* _WORK TASK_
Copy every line of the data below exactly as given, except for the pictures.

(Beginning of DATASET EXTRACT)

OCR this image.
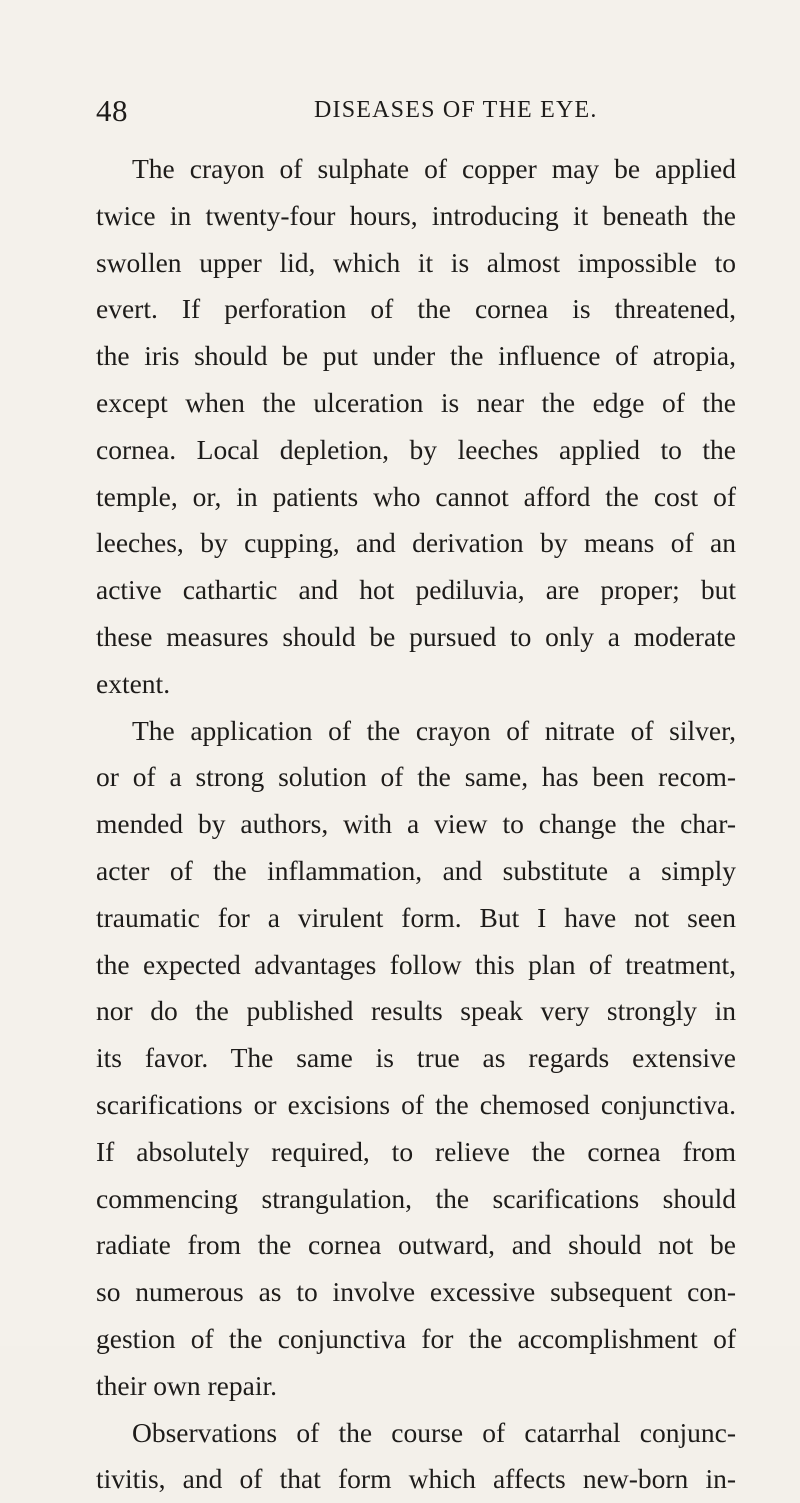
48	DISEASES OF THE EYE.
The crayon of sulphate of copper may be applied
twice in twenty-four hours, introducing it beneath the
swollen upper lid, which it is almost impossible to
evert. If perforation of the cornea is threatened,
the iris should be put under the influence of atropia,
except when the ulceration is near the edge of the
cornea. Local depletion, by leeches applied to the
temple, or, in patients who cannot afford the cost of
leeches, by cupping, and derivation by means of an
active cathartic and hot pediluvia, are proper; but
these measures should be pursued to only a moderate
extent.
The application of the crayon of nitrate of silver,
or of a strong solution of the same, has been recom-
mended by authors, with a view to change the char-
acter of the inflammation, and substitute a simply
traumatic for a virulent form. But I have not seen
the expected advantages follow this plan of treatment,
nor do the published results speak very strongly in
its favor. The same is true as regards extensive
scarifications or excisions of the chemosed conjunctiva.
If absolutely required, to relieve the cornea from
commencing strangulation, the scarifications should
radiate from the cornea outward, and should not be
so numerous as to involve excessive subsequent con-
gestion of the conjunctiva for the accomplishment of
their own repair.
Observations of the course of catarrhal conjunc-
tivitis, and of that form which affects new-born in-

(End of DATASET EXTRACT)

* _RESPONSE AREA_
OCR this image.
48	DISEASES OF THE EYE.
The crayon of sulphate of copper may be applied
twice in twenty-four hours, introducing it beneath the
swollen upper lid, which it is almost impossible to
evert. If perforation of the cornea is threatened,
the iris should be put under the influence of atropia,
except when the ulceration is near the edge of the
cornea. Local depletion, by leeches applied to the
temple, or, in patients who cannot afford the cost of
leeches, by cupping, and derivation by means of an
active cathartic and hot pediluvia, are proper; but
these measures should be pursued to only a moderate
extent.
The application of the crayon of nitrate of silver,
or of a strong solution of the same, has been recom-
mended by authors, with a view to change the char-
acter of the inflammation, and substitute a simply
traumatic for a virulent form. But I have not seen
the expected advantages follow this plan of treatment,
nor do the published results speak very strongly in
its favor. The same is true as regards extensive
scarifications or excisions of the chemosed conjunctiva.
If absolutely required, to relieve the cornea from
commencing strangulation, the scarifications should
radiate from the cornea outward, and should not be
so numerous as to involve excessive subsequent con-
gestion of the conjunctiva for the accomplishment of
their own repair.
Observations of the course of catarrhal conjunc-
tivitis, and of that form which affects new-born in-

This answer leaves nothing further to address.